-- start of AVAILABLE RECORDS --

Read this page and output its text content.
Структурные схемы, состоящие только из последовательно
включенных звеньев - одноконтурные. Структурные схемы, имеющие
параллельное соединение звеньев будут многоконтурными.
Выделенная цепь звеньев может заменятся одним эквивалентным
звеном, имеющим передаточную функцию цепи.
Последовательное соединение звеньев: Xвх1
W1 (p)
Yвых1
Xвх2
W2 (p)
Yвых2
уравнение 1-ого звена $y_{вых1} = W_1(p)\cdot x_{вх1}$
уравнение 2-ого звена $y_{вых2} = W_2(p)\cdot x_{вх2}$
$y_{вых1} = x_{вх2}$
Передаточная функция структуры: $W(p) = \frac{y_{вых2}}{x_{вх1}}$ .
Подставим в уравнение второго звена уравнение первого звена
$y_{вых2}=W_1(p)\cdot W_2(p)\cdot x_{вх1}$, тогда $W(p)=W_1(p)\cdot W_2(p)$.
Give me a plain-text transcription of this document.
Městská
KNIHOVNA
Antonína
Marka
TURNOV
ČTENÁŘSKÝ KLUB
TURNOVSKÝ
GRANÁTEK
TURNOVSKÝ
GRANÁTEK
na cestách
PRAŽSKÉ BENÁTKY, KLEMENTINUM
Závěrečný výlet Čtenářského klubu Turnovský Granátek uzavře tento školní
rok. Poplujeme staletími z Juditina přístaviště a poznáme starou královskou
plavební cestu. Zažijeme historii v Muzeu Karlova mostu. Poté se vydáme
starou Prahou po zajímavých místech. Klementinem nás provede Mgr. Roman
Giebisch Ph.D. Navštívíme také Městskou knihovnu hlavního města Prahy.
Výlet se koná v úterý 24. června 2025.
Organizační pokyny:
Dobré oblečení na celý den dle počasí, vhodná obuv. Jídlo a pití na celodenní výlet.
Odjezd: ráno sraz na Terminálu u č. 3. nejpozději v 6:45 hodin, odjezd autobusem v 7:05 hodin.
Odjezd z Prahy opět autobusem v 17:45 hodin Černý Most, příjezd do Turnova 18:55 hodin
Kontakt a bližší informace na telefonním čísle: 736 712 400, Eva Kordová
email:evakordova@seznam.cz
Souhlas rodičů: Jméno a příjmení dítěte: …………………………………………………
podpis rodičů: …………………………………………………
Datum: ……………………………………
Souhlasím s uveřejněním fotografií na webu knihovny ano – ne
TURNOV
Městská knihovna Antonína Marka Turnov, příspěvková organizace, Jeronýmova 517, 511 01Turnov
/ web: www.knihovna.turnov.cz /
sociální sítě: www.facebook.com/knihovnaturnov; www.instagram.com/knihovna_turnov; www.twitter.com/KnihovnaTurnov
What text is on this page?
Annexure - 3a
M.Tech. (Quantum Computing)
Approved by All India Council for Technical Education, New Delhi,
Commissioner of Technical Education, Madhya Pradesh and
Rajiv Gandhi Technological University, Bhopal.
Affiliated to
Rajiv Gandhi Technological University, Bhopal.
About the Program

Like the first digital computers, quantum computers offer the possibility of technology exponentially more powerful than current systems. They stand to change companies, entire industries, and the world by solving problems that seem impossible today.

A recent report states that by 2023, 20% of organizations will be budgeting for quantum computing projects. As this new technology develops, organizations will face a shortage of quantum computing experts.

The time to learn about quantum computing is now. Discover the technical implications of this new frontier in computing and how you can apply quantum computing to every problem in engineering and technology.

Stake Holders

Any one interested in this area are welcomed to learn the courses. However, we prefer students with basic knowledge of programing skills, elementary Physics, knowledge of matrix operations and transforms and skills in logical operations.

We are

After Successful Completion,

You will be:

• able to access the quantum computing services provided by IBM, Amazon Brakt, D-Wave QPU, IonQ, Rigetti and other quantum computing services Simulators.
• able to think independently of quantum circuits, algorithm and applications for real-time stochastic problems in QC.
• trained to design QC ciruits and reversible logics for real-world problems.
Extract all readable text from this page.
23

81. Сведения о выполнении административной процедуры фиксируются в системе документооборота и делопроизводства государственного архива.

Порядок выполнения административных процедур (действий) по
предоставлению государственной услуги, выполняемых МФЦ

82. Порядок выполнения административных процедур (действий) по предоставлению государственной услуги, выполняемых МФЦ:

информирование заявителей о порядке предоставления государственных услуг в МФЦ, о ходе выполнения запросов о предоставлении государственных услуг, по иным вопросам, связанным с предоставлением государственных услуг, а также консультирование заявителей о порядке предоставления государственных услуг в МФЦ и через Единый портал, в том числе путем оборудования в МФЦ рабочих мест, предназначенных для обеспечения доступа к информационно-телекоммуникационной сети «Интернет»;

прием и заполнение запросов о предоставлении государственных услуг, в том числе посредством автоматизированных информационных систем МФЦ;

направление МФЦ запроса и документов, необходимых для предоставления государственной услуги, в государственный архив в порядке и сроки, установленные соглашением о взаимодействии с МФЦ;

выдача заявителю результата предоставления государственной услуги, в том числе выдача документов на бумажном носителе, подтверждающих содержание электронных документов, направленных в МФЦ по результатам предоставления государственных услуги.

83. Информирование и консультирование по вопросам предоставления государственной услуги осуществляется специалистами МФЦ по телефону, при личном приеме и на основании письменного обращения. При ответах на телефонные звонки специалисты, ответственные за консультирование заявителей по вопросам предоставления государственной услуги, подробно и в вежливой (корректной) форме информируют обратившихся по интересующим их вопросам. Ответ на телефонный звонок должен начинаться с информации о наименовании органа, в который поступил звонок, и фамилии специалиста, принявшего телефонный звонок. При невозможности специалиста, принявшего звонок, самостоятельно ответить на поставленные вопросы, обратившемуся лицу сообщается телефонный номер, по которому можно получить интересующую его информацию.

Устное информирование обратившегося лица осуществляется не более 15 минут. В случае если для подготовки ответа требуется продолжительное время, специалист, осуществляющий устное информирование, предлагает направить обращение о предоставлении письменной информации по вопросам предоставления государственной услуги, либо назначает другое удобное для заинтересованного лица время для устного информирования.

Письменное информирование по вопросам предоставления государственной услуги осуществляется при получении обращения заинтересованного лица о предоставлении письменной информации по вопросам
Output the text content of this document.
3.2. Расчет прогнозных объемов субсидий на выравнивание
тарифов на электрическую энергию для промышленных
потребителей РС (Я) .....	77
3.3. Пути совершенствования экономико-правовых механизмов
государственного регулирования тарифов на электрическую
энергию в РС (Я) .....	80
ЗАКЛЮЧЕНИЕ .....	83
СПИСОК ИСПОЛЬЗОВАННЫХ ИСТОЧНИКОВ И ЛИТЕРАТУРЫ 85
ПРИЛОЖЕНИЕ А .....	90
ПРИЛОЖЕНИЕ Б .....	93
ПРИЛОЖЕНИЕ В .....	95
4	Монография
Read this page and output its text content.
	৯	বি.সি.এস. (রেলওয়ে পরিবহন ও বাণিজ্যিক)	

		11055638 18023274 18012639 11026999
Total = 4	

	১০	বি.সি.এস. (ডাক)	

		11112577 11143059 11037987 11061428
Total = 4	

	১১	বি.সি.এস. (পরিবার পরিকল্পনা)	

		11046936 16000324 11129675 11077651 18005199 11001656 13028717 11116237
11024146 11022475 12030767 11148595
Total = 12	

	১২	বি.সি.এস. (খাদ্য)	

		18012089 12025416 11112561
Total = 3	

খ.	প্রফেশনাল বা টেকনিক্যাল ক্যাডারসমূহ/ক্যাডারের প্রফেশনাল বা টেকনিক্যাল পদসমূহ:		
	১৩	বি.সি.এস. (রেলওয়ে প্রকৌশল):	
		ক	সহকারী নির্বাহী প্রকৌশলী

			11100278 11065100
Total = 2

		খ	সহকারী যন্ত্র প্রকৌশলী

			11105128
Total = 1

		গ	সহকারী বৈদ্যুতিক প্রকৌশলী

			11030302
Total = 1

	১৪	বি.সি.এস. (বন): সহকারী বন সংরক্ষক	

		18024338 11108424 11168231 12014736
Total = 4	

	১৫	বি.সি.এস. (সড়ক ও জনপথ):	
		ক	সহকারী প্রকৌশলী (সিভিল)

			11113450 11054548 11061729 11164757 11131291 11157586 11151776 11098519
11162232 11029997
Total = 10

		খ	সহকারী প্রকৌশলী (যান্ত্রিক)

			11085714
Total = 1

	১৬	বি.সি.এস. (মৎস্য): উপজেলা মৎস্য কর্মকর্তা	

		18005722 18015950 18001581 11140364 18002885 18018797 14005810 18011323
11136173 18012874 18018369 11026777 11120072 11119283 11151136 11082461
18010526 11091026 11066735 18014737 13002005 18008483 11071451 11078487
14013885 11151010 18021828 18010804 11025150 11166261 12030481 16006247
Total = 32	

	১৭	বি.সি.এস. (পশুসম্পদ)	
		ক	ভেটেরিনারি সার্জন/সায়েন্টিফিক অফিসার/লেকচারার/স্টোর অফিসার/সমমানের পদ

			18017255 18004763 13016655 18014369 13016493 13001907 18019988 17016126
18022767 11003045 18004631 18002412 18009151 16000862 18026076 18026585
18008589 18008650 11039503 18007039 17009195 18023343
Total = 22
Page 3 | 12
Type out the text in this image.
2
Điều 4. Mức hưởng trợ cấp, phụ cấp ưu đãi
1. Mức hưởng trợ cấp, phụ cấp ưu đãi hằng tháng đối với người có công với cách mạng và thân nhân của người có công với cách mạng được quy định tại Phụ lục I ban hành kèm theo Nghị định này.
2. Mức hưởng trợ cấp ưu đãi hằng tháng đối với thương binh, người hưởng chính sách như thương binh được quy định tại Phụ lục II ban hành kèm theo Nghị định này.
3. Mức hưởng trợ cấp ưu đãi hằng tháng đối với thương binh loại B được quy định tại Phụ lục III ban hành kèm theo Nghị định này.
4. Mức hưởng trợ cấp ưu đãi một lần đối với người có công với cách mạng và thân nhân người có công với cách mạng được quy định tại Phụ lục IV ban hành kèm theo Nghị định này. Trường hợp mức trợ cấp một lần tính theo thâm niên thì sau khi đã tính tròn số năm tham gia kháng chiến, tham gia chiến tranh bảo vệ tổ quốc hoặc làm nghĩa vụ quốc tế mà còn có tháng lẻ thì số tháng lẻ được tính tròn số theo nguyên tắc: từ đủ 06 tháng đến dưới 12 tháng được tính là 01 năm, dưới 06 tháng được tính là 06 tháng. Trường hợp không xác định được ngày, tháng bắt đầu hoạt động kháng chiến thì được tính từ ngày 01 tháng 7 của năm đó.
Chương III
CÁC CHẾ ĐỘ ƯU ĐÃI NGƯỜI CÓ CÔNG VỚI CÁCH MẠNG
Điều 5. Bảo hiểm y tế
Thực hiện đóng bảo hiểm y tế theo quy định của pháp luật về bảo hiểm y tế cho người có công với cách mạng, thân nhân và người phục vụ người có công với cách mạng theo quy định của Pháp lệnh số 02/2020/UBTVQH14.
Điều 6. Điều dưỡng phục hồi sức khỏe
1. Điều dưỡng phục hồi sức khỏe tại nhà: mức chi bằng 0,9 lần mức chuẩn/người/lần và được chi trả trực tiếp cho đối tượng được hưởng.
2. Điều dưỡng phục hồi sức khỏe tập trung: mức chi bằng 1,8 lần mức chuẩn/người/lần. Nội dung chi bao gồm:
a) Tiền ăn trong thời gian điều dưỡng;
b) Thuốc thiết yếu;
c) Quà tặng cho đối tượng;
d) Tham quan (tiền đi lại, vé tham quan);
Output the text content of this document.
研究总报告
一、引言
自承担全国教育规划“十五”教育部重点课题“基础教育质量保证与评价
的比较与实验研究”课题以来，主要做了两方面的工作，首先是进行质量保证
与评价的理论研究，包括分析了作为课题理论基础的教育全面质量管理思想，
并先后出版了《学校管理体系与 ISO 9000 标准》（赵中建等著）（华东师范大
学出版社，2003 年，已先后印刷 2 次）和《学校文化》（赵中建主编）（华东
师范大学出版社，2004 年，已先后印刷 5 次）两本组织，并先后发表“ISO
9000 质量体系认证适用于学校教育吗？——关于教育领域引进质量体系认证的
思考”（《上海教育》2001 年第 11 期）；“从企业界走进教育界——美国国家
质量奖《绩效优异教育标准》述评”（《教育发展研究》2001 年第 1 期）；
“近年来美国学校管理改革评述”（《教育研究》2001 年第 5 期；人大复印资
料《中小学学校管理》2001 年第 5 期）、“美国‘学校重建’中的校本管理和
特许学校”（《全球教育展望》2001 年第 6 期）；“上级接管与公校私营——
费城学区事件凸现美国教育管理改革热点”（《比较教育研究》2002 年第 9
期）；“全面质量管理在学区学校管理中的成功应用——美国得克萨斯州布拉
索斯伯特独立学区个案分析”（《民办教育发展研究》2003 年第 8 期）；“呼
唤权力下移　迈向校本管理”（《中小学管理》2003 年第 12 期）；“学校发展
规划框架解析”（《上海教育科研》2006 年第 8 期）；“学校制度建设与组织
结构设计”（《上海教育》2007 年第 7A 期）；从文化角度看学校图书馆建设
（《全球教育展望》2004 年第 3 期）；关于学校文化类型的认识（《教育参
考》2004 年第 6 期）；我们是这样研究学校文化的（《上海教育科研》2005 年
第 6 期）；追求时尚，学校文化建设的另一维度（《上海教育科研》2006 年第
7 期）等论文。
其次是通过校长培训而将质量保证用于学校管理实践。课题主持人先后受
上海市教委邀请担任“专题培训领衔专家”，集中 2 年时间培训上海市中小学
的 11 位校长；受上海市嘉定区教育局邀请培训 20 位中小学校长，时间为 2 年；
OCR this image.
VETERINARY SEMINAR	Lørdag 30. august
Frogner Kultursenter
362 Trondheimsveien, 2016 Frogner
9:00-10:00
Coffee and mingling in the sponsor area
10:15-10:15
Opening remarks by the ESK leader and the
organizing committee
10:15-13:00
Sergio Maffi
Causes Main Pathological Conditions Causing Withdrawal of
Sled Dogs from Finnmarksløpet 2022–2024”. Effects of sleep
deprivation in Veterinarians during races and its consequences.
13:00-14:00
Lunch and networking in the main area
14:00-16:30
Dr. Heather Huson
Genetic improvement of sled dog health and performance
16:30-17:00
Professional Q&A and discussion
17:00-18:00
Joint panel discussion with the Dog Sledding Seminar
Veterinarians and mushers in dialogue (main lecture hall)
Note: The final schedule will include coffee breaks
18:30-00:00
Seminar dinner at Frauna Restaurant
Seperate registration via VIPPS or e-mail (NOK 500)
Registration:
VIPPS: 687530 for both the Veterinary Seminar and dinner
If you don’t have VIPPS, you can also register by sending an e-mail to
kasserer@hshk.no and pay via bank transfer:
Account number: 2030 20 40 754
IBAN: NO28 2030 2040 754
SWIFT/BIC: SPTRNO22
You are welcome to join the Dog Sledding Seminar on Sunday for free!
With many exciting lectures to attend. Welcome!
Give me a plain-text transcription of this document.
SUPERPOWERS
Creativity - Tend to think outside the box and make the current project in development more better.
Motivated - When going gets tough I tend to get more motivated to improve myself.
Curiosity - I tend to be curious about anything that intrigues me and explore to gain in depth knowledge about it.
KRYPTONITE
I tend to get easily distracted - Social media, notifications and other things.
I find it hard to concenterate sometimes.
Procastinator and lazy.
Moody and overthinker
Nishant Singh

-- end of AVAILABLE RECORDS --

WHAT THIS TASK INVOLVES | Provide the count, and nothing else, of lines in the data above where the word "hiểm" occurs.

THE OUTPUT | 2